PROBLEM TO SOLVE — Where does the string "content" appear in the records? Copy every line that contains it.
:::::
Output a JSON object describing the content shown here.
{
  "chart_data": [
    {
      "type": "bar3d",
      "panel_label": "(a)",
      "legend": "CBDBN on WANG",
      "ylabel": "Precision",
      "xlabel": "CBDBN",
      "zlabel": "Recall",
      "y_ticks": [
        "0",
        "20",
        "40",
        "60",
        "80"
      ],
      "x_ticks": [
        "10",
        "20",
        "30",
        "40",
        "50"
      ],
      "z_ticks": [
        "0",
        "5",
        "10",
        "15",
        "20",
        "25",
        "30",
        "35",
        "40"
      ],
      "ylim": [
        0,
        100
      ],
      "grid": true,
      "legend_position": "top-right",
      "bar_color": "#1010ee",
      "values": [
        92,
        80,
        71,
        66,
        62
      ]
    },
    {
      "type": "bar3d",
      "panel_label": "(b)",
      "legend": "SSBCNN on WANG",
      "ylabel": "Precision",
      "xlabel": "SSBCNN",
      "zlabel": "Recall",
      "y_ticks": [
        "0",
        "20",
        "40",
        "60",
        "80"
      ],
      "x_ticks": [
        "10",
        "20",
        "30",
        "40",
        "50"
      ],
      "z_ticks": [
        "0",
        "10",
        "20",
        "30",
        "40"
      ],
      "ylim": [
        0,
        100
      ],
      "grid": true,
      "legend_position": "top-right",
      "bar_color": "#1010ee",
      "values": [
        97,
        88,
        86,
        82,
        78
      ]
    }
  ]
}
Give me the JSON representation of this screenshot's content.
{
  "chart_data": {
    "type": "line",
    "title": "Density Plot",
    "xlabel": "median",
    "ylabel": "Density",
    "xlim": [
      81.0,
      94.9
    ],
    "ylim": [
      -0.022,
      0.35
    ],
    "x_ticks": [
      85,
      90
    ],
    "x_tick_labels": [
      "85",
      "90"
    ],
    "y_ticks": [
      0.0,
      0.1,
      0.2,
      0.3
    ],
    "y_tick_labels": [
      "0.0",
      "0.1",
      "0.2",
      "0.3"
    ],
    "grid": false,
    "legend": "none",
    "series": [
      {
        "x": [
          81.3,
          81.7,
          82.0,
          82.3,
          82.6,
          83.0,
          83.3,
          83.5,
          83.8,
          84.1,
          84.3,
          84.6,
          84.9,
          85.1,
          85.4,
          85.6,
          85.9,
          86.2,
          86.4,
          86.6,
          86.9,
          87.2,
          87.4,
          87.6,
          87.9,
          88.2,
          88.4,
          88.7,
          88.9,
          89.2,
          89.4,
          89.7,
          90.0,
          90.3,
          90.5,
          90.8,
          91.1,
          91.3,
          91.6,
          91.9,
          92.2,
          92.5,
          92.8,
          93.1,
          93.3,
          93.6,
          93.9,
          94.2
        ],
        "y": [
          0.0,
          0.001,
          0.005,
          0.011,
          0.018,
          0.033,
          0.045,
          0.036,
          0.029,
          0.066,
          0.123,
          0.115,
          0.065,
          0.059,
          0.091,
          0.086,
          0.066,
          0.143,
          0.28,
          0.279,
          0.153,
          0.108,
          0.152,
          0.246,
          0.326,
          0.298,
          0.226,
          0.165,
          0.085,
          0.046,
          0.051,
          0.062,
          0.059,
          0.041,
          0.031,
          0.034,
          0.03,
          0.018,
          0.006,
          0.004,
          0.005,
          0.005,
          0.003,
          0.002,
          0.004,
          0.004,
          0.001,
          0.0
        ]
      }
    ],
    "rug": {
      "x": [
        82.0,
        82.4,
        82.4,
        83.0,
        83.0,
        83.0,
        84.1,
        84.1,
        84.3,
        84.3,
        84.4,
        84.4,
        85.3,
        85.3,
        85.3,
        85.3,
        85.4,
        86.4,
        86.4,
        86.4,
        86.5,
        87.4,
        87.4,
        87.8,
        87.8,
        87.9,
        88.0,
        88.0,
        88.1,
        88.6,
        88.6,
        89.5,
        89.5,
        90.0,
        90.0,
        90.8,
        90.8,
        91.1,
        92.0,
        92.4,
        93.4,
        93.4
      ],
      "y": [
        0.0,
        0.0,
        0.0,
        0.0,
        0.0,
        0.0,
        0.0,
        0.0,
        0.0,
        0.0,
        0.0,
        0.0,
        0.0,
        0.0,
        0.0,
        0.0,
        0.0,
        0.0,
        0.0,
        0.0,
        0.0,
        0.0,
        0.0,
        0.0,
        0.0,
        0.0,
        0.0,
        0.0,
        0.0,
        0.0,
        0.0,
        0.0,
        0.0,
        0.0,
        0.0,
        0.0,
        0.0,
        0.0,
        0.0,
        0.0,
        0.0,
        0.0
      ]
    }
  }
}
:::::
OUTPUT —
Output a JSON object describing the content shown here.
Give me the JSON representation of this screenshot's content.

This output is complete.